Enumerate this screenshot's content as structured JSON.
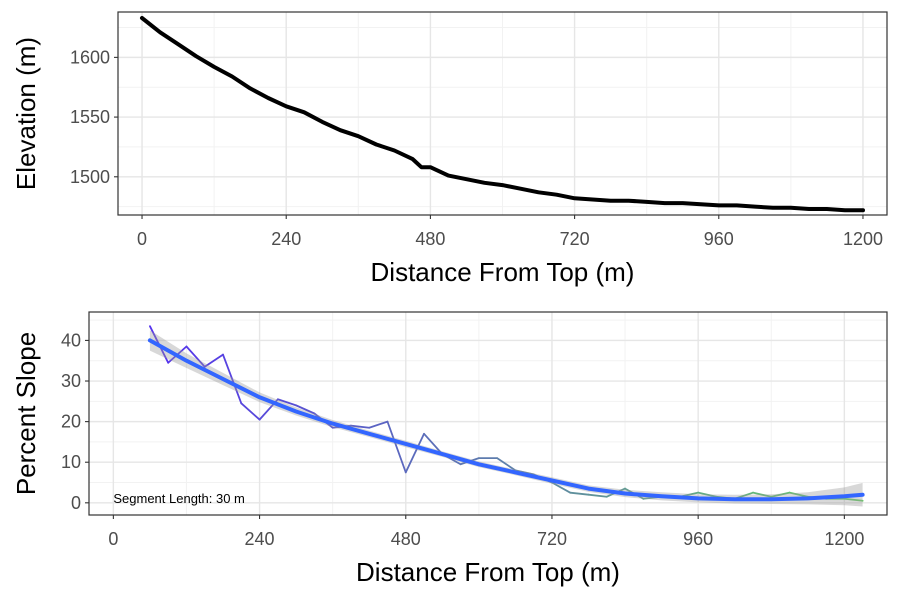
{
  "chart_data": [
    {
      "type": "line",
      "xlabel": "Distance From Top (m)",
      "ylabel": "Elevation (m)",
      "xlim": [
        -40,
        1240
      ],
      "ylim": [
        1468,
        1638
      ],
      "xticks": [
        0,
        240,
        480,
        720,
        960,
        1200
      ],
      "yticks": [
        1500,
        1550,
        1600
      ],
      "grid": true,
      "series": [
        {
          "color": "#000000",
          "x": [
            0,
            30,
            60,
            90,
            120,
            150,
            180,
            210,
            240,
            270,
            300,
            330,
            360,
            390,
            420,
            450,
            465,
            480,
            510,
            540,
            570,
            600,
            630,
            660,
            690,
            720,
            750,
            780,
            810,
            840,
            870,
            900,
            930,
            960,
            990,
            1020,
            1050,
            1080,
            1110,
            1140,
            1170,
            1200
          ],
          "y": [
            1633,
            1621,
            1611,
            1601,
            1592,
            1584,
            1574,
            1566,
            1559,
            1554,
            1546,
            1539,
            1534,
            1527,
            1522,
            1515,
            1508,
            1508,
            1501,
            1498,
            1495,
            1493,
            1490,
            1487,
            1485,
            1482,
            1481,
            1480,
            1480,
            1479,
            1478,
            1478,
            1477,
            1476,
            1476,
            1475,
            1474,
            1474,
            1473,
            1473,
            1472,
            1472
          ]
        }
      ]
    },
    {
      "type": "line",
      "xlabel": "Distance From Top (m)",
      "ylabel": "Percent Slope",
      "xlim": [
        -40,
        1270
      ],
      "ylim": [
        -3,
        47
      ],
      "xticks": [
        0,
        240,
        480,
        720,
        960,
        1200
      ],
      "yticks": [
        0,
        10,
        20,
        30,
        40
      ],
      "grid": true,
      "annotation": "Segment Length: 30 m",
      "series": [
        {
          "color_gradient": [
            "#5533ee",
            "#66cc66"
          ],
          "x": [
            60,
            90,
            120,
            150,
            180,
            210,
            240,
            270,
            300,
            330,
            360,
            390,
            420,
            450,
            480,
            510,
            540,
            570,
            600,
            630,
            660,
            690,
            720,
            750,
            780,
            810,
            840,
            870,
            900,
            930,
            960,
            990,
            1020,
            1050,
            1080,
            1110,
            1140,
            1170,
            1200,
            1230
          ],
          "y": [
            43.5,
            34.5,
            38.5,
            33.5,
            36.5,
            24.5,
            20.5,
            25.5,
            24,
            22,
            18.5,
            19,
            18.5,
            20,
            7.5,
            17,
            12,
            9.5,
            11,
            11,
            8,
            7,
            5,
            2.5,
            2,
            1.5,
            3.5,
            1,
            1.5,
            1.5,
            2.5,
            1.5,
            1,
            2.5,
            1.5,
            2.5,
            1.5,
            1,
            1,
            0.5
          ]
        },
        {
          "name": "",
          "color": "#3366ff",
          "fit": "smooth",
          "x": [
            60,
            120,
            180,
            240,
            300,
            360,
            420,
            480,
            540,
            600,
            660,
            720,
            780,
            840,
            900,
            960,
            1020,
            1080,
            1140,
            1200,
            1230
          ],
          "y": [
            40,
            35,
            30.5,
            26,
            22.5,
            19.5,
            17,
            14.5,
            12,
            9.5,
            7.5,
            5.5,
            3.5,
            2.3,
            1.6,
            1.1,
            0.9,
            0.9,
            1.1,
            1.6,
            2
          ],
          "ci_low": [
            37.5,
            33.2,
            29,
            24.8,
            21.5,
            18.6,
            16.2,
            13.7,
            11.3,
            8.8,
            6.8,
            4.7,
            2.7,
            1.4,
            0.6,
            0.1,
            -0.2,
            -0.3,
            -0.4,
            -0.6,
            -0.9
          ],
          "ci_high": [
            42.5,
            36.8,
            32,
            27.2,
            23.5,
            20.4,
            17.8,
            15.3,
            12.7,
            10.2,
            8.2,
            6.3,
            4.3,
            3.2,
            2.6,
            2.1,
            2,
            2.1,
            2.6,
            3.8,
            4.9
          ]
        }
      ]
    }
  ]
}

————————

▶ GOAL: Above are records to transcribe exactly; leave their pictures out.

▶ ANSWER TO THIS EXERCISE:
Enumerate this screenshot's content as structured JSON.
{
  "chart_data": [
    {
      "type": "line",
      "xlabel": "Distance From Top (m)",
      "ylabel": "Elevation (m)",
      "xlim": [
        -40,
        1240
      ],
      "ylim": [
        1468,
        1638
      ],
      "xticks": [
        0,
        240,
        480,
        720,
        960,
        1200
      ],
      "yticks": [
        1500,
        1550,
        1600
      ],
      "grid": true,
      "series": [
        {
          "color": "#000000",
          "x": [
            0,
            30,
            60,
            90,
            120,
            150,
            180,
            210,
            240,
            270,
            300,
            330,
            360,
            390,
            420,
            450,
            465,
            480,
            510,
            540,
            570,
            600,
            630,
            660,
            690,
            720,
            750,
            780,
            810,
            840,
            870,
            900,
            930,
            960,
            990,
            1020,
            1050,
            1080,
            1110,
            1140,
            1170,
            1200
          ],
          "y": [
            1633,
            1621,
            1611,
            1601,
            1592,
            1584,
            1574,
            1566,
            1559,
            1554,
            1546,
            1539,
            1534,
            1527,
            1522,
            1515,
            1508,
            1508,
            1501,
            1498,
            1495,
            1493,
            1490,
            1487,
            1485,
            1482,
            1481,
            1480,
            1480,
            1479,
            1478,
            1478,
            1477,
            1476,
            1476,
            1475,
            1474,
            1474,
            1473,
            1473,
            1472,
            1472
          ]
        }
      ]
    },
    {
      "type": "line",
      "xlabel": "Distance From Top (m)",
      "ylabel": "Percent Slope",
      "xlim": [
        -40,
        1270
      ],
      "ylim": [
        -3,
        47
      ],
      "xticks": [
        0,
        240,
        480,
        720,
        960,
        1200
      ],
      "yticks": [
        0,
        10,
        20,
        30,
        40
      ],
      "grid": true,
      "annotation": "Segment Length: 30 m",
      "series": [
        {
          "color_gradient": [
            "#5533ee",
            "#66cc66"
          ],
          "x": [
            60,
            90,
            120,
            150,
            180,
            210,
            240,
            270,
            300,
            330,
            360,
            390,
            420,
            450,
            480,
            510,
            540,
            570,
            600,
            630,
            660,
            690,
            720,
            750,
            780,
            810,
            840,
            870,
            900,
            930,
            960,
            990,
            1020,
            1050,
            1080,
            1110,
            1140,
            1170,
            1200,
            1230
          ],
          "y": [
            43.5,
            34.5,
            38.5,
            33.5,
            36.5,
            24.5,
            20.5,
            25.5,
            24,
            22,
            18.5,
            19,
            18.5,
            20,
            7.5,
            17,
            12,
            9.5,
            11,
            11,
            8,
            7,
            5,
            2.5,
            2,
            1.5,
            3.5,
            1,
            1.5,
            1.5,
            2.5,
            1.5,
            1,
            2.5,
            1.5,
            2.5,
            1.5,
            1,
            1,
            0.5
          ]
        },
        {
          "name": "",
          "color": "#3366ff",
          "fit": "smooth",
          "x": [
            60,
            120,
            180,
            240,
            300,
            360,
            420,
            480,
            540,
            600,
            660,
            720,
            780,
            840,
            900,
            960,
            1020,
            1080,
            1140,
            1200,
            1230
          ],
          "y": [
            40,
            35,
            30.5,
            26,
            22.5,
            19.5,
            17,
            14.5,
            12,
            9.5,
            7.5,
            5.5,
            3.5,
            2.3,
            1.6,
            1.1,
            0.9,
            0.9,
            1.1,
            1.6,
            2
          ],
          "ci_low": [
            37.5,
            33.2,
            29,
            24.8,
            21.5,
            18.6,
            16.2,
            13.7,
            11.3,
            8.8,
            6.8,
            4.7,
            2.7,
            1.4,
            0.6,
            0.1,
            -0.2,
            -0.3,
            -0.4,
            -0.6,
            -0.9
          ],
          "ci_high": [
            42.5,
            36.8,
            32,
            27.2,
            23.5,
            20.4,
            17.8,
            15.3,
            12.7,
            10.2,
            8.2,
            6.3,
            4.3,
            3.2,
            2.6,
            2.1,
            2,
            2.1,
            2.6,
            3.8,
            4.9
          ]
        }
      ]
    }
  ]
}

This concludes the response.